Rows from a dataset
----------

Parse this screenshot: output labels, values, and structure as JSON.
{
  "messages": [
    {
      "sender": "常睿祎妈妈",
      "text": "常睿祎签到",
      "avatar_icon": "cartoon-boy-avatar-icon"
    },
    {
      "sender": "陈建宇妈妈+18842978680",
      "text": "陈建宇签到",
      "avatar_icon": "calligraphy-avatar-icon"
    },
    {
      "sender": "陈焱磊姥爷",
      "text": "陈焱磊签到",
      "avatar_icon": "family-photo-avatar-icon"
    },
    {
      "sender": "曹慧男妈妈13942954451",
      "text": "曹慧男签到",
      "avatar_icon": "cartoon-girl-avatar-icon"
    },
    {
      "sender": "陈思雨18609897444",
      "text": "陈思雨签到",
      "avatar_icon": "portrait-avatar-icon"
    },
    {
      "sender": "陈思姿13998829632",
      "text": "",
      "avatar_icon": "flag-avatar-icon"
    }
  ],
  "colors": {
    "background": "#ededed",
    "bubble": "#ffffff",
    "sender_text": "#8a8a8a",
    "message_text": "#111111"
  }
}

----------

Aim. Reproduce the material exactly, with every line intact.

Task solution.
Parse this screenshot: output labels, values, and structure as JSON.
{
  "messages": [
    {
      "sender": "常睿祎妈妈",
      "text": "常睿祎签到",
      "avatar_icon": "cartoon-boy-avatar-icon"
    },
    {
      "sender": "陈建宇妈妈+18842978680",
      "text": "陈建宇签到",
      "avatar_icon": "calligraphy-avatar-icon"
    },
    {
      "sender": "陈焱磊姥爷",
      "text": "陈焱磊签到",
      "avatar_icon": "family-photo-avatar-icon"
    },
    {
      "sender": "曹慧男妈妈13942954451",
      "text": "曹慧男签到",
      "avatar_icon": "cartoon-girl-avatar-icon"
    },
    {
      "sender": "陈思雨18609897444",
      "text": "陈思雨签到",
      "avatar_icon": "portrait-avatar-icon"
    },
    {
      "sender": "陈思姿13998829632",
      "text": "",
      "avatar_icon": "flag-avatar-icon"
    }
  ],
  "colors": {
    "background": "#ededed",
    "bubble": "#ffffff",
    "sender_text": "#8a8a8a",
    "message_text": "#111111"
  }
}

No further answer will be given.